What to work on: Copy the rows below without any changes, from the start of the rows through the line containing "search-button[interactable] xyxy=(368,58,424,114)", including both of those lines.

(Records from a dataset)
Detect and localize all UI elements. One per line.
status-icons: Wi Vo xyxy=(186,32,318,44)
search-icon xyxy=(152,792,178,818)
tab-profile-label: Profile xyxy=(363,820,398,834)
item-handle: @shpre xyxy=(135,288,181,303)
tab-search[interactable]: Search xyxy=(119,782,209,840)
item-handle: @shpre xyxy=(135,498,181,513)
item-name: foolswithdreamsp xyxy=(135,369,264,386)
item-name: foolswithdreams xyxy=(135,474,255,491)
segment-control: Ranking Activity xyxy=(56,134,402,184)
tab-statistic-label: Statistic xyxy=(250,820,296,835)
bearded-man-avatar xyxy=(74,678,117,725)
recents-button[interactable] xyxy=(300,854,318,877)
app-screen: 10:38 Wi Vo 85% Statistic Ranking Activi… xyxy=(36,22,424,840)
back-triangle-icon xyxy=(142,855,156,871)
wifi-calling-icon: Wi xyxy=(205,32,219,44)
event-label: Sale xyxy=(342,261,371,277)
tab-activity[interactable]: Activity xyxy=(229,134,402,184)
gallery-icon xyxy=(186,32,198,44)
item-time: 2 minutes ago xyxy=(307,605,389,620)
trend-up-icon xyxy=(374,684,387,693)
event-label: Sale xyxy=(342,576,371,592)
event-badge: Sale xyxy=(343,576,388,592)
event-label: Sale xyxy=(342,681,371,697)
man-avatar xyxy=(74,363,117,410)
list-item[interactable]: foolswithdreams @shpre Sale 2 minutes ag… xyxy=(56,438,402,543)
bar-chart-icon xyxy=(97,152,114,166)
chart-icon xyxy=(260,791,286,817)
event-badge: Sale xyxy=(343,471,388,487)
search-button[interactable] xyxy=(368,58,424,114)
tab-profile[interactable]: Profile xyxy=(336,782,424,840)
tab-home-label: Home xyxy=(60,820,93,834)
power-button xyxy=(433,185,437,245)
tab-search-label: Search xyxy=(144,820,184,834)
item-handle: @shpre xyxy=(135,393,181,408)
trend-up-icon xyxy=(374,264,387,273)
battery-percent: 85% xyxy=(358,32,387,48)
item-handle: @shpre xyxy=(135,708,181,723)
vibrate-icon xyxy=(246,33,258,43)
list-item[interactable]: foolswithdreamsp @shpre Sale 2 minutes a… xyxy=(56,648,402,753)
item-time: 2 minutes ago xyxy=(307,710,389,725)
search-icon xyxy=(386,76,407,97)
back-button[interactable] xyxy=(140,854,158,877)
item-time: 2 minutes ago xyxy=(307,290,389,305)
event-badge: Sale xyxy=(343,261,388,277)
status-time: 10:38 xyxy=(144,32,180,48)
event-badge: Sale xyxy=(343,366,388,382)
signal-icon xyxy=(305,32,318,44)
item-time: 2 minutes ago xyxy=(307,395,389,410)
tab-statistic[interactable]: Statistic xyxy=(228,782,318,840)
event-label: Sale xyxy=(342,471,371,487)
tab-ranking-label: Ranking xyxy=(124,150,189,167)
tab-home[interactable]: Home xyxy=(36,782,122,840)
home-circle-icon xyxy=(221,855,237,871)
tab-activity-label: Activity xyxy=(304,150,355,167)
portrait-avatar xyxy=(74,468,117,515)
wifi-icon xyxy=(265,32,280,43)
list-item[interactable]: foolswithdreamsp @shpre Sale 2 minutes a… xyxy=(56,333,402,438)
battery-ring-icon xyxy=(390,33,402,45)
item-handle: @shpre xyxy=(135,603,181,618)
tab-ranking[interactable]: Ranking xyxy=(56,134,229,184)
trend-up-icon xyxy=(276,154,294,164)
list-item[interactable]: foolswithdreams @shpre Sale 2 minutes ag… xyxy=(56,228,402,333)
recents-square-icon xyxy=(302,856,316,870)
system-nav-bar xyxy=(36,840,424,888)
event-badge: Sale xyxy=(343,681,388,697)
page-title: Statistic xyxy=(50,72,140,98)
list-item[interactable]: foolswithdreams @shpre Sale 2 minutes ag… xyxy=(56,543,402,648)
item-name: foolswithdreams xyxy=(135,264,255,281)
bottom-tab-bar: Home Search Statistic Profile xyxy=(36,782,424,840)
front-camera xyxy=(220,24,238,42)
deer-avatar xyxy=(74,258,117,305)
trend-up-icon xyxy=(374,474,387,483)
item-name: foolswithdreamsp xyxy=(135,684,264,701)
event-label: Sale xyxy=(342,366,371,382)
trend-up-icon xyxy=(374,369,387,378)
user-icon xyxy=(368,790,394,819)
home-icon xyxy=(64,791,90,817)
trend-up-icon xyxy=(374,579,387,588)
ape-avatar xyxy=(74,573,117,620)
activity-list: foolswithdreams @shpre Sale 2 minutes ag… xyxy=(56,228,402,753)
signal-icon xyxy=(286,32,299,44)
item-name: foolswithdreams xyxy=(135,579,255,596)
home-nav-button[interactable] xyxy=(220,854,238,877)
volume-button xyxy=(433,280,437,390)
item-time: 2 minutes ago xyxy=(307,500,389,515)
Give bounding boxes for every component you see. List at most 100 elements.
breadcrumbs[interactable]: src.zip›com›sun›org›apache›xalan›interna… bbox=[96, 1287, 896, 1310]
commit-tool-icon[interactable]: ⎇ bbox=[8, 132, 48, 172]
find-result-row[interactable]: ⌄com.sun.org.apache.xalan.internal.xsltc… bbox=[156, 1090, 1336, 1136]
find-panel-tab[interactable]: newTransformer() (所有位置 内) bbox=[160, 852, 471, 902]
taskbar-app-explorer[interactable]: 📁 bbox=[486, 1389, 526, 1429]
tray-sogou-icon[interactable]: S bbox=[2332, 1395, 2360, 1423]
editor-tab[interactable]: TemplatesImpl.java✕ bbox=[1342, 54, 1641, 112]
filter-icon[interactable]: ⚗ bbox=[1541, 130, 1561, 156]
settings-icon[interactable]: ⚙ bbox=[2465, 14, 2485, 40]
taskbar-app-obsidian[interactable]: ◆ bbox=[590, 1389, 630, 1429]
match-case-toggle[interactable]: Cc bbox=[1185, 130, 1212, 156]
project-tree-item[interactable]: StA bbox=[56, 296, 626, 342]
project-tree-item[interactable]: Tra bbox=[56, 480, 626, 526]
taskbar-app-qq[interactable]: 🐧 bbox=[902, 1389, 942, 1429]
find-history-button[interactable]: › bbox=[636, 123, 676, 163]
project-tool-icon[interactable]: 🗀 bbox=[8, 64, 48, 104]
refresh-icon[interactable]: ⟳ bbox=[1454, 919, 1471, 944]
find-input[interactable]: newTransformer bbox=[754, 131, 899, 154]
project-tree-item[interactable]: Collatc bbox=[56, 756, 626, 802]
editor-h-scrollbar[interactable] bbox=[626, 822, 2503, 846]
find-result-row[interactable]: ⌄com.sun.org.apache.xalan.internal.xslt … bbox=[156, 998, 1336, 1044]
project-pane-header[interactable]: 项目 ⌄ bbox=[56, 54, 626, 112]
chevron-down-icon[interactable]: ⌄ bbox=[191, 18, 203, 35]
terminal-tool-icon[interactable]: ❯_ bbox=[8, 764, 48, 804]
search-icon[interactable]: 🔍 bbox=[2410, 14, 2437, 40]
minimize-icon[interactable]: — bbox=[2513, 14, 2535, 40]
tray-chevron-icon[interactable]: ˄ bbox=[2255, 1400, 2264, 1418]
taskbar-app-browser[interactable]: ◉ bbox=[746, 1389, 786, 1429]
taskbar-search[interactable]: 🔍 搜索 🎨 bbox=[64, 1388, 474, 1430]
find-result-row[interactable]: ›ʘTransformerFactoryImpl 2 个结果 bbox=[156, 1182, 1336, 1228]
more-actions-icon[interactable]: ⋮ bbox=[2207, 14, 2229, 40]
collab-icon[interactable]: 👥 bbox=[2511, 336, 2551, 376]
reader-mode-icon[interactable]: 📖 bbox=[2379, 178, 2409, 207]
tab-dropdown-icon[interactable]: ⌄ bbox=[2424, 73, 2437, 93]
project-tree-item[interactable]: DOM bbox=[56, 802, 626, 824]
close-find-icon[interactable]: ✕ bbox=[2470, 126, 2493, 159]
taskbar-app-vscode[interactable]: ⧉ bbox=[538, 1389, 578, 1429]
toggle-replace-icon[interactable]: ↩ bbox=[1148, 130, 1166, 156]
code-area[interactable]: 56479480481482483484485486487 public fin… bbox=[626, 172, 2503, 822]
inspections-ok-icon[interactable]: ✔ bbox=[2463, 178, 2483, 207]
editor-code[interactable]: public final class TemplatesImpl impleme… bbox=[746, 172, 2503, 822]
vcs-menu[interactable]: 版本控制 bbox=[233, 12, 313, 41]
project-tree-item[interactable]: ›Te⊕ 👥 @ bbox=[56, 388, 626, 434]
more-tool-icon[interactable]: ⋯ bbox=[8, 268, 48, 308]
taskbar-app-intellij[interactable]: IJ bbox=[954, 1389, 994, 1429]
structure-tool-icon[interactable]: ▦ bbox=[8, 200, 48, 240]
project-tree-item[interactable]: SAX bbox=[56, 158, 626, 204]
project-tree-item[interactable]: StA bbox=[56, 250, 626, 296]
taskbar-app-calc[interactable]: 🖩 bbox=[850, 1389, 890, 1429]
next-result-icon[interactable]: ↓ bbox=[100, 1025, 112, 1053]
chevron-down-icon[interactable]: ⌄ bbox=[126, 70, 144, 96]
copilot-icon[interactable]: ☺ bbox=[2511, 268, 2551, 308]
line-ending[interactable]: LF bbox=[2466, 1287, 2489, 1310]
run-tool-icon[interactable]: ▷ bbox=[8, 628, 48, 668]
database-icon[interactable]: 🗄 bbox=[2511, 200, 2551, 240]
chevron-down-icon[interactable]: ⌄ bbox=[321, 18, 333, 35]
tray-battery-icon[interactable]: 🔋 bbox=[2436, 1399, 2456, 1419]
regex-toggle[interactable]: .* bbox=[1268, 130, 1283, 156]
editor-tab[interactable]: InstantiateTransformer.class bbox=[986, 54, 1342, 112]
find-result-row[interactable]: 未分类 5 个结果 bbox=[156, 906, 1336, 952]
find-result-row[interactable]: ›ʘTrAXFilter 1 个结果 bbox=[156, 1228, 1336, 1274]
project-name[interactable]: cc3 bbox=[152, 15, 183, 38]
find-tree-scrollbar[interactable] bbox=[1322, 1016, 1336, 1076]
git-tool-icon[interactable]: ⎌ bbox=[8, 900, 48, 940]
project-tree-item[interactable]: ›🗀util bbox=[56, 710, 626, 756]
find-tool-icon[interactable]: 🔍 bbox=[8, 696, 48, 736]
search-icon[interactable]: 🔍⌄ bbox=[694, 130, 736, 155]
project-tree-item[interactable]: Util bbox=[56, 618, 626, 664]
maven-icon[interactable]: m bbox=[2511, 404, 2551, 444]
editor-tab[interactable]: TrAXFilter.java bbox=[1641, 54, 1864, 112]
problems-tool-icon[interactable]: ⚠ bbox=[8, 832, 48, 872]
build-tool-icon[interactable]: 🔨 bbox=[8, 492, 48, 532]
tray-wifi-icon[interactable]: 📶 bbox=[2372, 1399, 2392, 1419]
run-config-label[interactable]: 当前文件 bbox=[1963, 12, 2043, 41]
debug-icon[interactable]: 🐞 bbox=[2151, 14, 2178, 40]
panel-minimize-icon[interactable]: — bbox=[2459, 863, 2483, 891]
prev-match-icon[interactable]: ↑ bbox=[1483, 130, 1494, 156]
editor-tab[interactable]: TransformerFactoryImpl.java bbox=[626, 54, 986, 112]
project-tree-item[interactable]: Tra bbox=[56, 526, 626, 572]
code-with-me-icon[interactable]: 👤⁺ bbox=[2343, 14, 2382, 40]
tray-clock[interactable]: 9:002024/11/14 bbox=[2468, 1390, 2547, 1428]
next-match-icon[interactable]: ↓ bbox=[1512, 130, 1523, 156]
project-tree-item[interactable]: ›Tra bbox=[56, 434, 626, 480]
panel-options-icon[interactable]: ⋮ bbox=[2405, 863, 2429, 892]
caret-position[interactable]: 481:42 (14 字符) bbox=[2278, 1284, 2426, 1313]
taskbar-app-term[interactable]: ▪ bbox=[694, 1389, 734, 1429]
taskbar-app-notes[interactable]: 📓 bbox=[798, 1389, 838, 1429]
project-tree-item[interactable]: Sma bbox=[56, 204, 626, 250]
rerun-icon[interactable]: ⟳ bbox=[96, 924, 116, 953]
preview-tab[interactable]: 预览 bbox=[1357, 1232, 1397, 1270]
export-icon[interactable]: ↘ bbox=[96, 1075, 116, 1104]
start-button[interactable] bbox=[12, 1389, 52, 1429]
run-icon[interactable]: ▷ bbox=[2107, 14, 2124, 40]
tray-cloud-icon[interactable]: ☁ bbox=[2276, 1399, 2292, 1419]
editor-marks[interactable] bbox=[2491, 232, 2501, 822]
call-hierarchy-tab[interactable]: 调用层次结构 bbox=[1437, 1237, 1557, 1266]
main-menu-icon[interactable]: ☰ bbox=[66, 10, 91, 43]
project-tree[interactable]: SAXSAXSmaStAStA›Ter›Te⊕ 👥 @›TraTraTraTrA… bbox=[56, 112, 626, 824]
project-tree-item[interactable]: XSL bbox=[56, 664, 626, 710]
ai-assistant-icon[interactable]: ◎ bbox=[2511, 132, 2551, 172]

Task output:
Detect and localize all UI elements. One per line.
status-icons: Wi Vo xyxy=(186,32,318,44)
search-icon xyxy=(152,792,178,818)
tab-profile-label: Profile xyxy=(363,820,398,834)
item-handle: @shpre xyxy=(135,288,181,303)
tab-search[interactable]: Search xyxy=(119,782,209,840)
item-handle: @shpre xyxy=(135,498,181,513)
item-name: foolswithdreamsp xyxy=(135,369,264,386)
item-name: foolswithdreams xyxy=(135,474,255,491)
segment-control: Ranking Activity xyxy=(56,134,402,184)
tab-statistic-label: Statistic xyxy=(250,820,296,835)
bearded-man-avatar xyxy=(74,678,117,725)
recents-button[interactable] xyxy=(300,854,318,877)
app-screen: 10:38 Wi Vo 85% Statistic Ranking Activi… xyxy=(36,22,424,840)
back-triangle-icon xyxy=(142,855,156,871)
wifi-calling-icon: Wi xyxy=(205,32,219,44)
event-label: Sale xyxy=(342,261,371,277)
tab-activity[interactable]: Activity xyxy=(229,134,402,184)
gallery-icon xyxy=(186,32,198,44)
item-time: 2 minutes ago xyxy=(307,605,389,620)
trend-up-icon xyxy=(374,684,387,693)
event-label: Sale xyxy=(342,576,371,592)
event-badge: Sale xyxy=(343,576,388,592)
event-label: Sale xyxy=(342,681,371,697)
man-avatar xyxy=(74,363,117,410)
list-item[interactable]: foolswithdreams @shpre Sale 2 minutes ag… xyxy=(56,438,402,543)
bar-chart-icon xyxy=(97,152,114,166)
chart-icon xyxy=(260,791,286,817)
event-badge: Sale xyxy=(343,471,388,487)
search-button[interactable] xyxy=(368,58,424,114)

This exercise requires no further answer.